Records excerpted from a collection:
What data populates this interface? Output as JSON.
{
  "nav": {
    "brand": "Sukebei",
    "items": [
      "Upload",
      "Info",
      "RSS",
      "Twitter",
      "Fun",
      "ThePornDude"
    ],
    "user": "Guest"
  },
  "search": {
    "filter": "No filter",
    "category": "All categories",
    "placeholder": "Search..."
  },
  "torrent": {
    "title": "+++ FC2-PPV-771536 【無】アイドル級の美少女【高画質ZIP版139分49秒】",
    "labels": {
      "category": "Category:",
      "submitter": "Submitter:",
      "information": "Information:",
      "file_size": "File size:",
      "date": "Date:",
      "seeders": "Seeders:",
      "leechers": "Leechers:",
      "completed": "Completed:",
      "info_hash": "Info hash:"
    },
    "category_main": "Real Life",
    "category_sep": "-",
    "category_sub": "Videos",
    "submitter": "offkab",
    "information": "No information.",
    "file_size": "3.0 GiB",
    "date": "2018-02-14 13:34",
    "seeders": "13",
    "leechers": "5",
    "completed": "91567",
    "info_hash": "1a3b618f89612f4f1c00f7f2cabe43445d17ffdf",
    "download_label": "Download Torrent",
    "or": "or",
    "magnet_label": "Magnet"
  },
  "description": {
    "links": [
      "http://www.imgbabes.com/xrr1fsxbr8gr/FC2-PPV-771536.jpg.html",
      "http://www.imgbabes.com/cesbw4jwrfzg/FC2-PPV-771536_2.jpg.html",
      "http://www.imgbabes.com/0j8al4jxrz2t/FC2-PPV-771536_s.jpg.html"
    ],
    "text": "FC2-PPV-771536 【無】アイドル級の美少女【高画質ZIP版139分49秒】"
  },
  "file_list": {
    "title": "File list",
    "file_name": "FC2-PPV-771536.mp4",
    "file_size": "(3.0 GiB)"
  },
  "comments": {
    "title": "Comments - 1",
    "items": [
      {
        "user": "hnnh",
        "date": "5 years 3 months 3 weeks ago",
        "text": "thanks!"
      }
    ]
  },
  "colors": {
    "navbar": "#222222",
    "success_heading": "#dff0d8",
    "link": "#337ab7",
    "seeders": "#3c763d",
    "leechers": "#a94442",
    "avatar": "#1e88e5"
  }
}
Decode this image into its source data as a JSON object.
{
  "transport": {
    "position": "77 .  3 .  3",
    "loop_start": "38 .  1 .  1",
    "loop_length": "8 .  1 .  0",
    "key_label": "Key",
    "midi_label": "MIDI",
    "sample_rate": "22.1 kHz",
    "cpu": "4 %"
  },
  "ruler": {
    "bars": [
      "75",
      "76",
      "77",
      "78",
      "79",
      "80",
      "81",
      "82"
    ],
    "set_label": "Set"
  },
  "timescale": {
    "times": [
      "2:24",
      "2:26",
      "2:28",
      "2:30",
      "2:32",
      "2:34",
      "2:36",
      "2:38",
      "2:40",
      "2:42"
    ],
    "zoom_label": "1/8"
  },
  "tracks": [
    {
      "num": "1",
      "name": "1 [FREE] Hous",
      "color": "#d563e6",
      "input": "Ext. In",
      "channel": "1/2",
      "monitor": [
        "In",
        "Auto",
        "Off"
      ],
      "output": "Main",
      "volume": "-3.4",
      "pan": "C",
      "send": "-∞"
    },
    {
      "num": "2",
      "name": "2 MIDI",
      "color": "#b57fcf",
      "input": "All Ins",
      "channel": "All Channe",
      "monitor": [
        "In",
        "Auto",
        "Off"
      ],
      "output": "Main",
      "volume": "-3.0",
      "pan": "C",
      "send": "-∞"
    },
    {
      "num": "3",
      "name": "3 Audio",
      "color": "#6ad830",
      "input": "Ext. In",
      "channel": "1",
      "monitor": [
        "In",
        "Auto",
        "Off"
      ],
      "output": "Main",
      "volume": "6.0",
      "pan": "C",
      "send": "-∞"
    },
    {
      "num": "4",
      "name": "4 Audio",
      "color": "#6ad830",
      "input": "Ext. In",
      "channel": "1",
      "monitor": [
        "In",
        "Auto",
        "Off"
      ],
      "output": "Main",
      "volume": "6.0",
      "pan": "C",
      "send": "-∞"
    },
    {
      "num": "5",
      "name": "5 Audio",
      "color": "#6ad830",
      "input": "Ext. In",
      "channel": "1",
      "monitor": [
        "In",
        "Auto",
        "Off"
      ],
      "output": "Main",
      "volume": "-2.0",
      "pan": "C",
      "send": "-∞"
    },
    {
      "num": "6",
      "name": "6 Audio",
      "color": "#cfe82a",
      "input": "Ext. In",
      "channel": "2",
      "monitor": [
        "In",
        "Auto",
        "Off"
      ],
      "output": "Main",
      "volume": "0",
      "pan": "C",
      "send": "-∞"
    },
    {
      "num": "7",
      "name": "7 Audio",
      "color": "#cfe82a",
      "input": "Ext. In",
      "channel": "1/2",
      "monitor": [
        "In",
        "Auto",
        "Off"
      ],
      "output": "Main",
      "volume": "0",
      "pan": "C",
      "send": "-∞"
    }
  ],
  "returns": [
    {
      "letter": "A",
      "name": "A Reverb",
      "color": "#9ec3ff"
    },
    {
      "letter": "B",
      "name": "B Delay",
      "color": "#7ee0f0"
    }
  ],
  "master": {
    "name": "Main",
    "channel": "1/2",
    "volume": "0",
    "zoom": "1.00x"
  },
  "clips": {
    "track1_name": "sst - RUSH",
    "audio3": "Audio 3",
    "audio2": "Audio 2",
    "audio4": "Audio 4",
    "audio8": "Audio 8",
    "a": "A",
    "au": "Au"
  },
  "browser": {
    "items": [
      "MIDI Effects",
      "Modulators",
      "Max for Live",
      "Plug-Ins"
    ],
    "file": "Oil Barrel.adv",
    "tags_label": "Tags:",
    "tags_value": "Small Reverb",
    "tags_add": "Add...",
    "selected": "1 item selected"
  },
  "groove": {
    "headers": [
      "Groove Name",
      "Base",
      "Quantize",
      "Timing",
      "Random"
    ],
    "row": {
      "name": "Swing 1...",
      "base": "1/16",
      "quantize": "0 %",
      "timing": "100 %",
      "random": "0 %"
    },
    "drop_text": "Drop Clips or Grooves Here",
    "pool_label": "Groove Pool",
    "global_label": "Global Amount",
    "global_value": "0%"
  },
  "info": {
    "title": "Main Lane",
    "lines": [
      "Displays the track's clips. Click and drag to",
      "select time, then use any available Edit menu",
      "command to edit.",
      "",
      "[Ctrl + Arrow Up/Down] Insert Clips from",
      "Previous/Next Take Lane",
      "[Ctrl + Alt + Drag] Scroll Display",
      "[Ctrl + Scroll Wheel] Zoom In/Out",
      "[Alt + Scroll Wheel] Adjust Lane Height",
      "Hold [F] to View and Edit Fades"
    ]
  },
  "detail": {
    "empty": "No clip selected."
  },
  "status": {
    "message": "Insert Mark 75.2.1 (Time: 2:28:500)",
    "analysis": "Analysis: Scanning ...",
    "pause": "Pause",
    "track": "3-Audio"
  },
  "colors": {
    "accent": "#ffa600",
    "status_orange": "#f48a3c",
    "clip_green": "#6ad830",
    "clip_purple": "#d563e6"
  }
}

- _Work to be completed_
Word for word, write out all of the data above.

- _Completed exercise_
What data populates this interface? Output as JSON.
{
  "nav": {
    "brand": "Sukebei",
    "items": [
      "Upload",
      "Info",
      "RSS",
      "Twitter",
      "Fun",
      "ThePornDude"
    ],
    "user": "Guest"
  },
  "search": {
    "filter": "No filter",
    "category": "All categories",
    "placeholder": "Search..."
  },
  "torrent": {
    "title": "+++ FC2-PPV-771536 【無】アイドル級の美少女【高画質ZIP版139分49秒】",
    "labels": {
      "category": "Category:",
      "submitter": "Submitter:",
      "information": "Information:",
      "file_size": "File size:",
      "date": "Date:",
      "seeders": "Seeders:",
      "leechers": "Leechers:",
      "completed": "Completed:",
      "info_hash": "Info hash:"
    },
    "category_main": "Real Life",
    "category_sep": "-",
    "category_sub": "Videos",
    "submitter": "offkab",
    "information": "No information.",
    "file_size": "3.0 GiB",
    "date": "2018-02-14 13:34",
    "seeders": "13",
    "leechers": "5",
    "completed": "91567",
    "info_hash": "1a3b618f89612f4f1c00f7f2cabe43445d17ffdf",
    "download_label": "Download Torrent",
    "or": "or",
    "magnet_label": "Magnet"
  },
  "description": {
    "links": [
      "http://www.imgbabes.com/xrr1fsxbr8gr/FC2-PPV-771536.jpg.html",
      "http://www.imgbabes.com/cesbw4jwrfzg/FC2-PPV-771536_2.jpg.html",
      "http://www.imgbabes.com/0j8al4jxrz2t/FC2-PPV-771536_s.jpg.html"
    ],
    "text": "FC2-PPV-771536 【無】アイドル級の美少女【高画質ZIP版139分49秒】"
  },
  "file_list": {
    "title": "File list",
    "file_name": "FC2-PPV-771536.mp4",
    "file_size": "(3.0 GiB)"
  },
  "comments": {
    "title": "Comments - 1",
    "items": [
      {
        "user": "hnnh",
        "date": "5 years 3 months 3 weeks ago",
        "text": "thanks!"
      }
    ]
  },
  "colors": {
    "navbar": "#222222",
    "success_heading": "#dff0d8",
    "link": "#337ab7",
    "seeders": "#3c763d",
    "leechers": "#a94442",
    "avatar": "#1e88e5"
  }
}
Decode this image into its source data as a JSON object.
{
  "transport": {
    "position": "77 .  3 .  3",
    "loop_start": "38 .  1 .  1",
    "loop_length": "8 .  1 .  0",
    "key_label": "Key",
    "midi_label": "MIDI",
    "sample_rate": "22.1 kHz",
    "cpu": "4 %"
  },
  "ruler": {
    "bars": [
      "75",
      "76",
      "77",
      "78",
      "79",
      "80",
      "81",
      "82"
    ],
    "set_label": "Set"
  },
  "timescale": {
    "times": [
      "2:24",
      "2:26",
      "2:28",
      "2:30",
      "2:32",
      "2:34",
      "2:36",
      "2:38",
      "2:40",
      "2:42"
    ],
    "zoom_label": "1/8"
  },
  "tracks": [
    {
      "num": "1",
      "name": "1 [FREE] Hous",
      "color": "#d563e6",
      "input": "Ext. In",
      "channel": "1/2",
      "monitor": [
        "In",
        "Auto",
        "Off"
      ],
      "output": "Main",
      "volume": "-3.4",
      "pan": "C",
      "send": "-∞"
    },
    {
      "num": "2",
      "name": "2 MIDI",
      "color": "#b57fcf",
      "input": "All Ins",
      "channel": "All Channe",
      "monitor": [
        "In",
        "Auto",
        "Off"
      ],
      "output": "Main",
      "volume": "-3.0",
      "pan": "C",
      "send": "-∞"
    },
    {
      "num": "3",
      "name": "3 Audio",
      "color": "#6ad830",
      "input": "Ext. In",
      "channel": "1",
      "monitor": [
        "In",
        "Auto",
        "Off"
      ],
      "output": "Main",
      "volume": "6.0",
      "pan": "C",
      "send": "-∞"
    },
    {
      "num": "4",
      "name": "4 Audio",
      "color": "#6ad830",
      "input": "Ext. In",
      "channel": "1",
      "monitor": [
        "In",
        "Auto",
        "Off"
      ],
      "output": "Main",
      "volume": "6.0",
      "pan": "C",
      "send": "-∞"
    },
    {
      "num": "5",
      "name": "5 Audio",
      "color": "#6ad830",
      "input": "Ext. In",
      "channel": "1",
      "monitor": [
        "In",
        "Auto",
        "Off"
      ],
      "output": "Main",
      "volume": "-2.0",
      "pan": "C",
      "send": "-∞"
    },
    {
      "num": "6",
      "name": "6 Audio",
      "color": "#cfe82a",
      "input": "Ext. In",
      "channel": "2",
      "monitor": [
        "In",
        "Auto",
        "Off"
      ],
      "output": "Main",
      "volume": "0",
      "pan": "C",
      "send": "-∞"
    },
    {
      "num": "7",
      "name": "7 Audio",
      "color": "#cfe82a",
      "input": "Ext. In",
      "channel": "1/2",
      "monitor": [
        "In",
        "Auto",
        "Off"
      ],
      "output": "Main",
      "volume": "0",
      "pan": "C",
      "send": "-∞"
    }
  ],
  "returns": [
    {
      "letter": "A",
      "name": "A Reverb",
      "color": "#9ec3ff"
    },
    {
      "letter": "B",
      "name": "B Delay",
      "color": "#7ee0f0"
    }
  ],
  "master": {
    "name": "Main",
    "channel": "1/2",
    "volume": "0",
    "zoom": "1.00x"
  },
  "clips": {
    "track1_name": "sst - RUSH",
    "audio3": "Audio 3",
    "audio2": "Audio 2",
    "audio4": "Audio 4",
    "audio8": "Audio 8",
    "a": "A",
    "au": "Au"
  },
  "browser": {
    "items": [
      "MIDI Effects",
      "Modulators",
      "Max for Live",
      "Plug-Ins"
    ],
    "file": "Oil Barrel.adv",
    "tags_label": "Tags:",
    "tags_value": "Small Reverb",
    "tags_add": "Add...",
    "selected": "1 item selected"
  },
  "groove": {
    "headers": [
      "Groove Name",
      "Base",
      "Quantize",
      "Timing",
      "Random"
    ],
    "row": {
      "name": "Swing 1...",
      "base": "1/16",
      "quantize": "0 %",
      "timing": "100 %",
      "random": "0 %"
    },
    "drop_text": "Drop Clips or Grooves Here",
    "pool_label": "Groove Pool",
    "global_label": "Global Amount",
    "global_value": "0%"
  },
  "info": {
    "title": "Main Lane",
    "lines": [
      "Displays the track's clips. Click and drag to",
      "select time, then use any available Edit menu",
      "command to edit.",
      "",
      "[Ctrl + Arrow Up/Down] Insert Clips from",
      "Previous/Next Take Lane",
      "[Ctrl + Alt + Drag] Scroll Display",
      "[Ctrl + Scroll Wheel] Zoom In/Out",
      "[Alt + Scroll Wheel] Adjust Lane Height",
      "Hold [F] to View and Edit Fades"
    ]
  },
  "detail": {
    "empty": "No clip selected."
  },
  "status": {
    "message": "Insert Mark 75.2.1 (Time: 2:28:500)",
    "analysis": "Analysis: Scanning ...",
    "pause": "Pause",
    "track": "3-Audio"
  },
  "colors": {
    "accent": "#ffa600",
    "status_orange": "#f48a3c",
    "clip_green": "#6ad830",
    "clip_purple": "#d563e6"
  }
}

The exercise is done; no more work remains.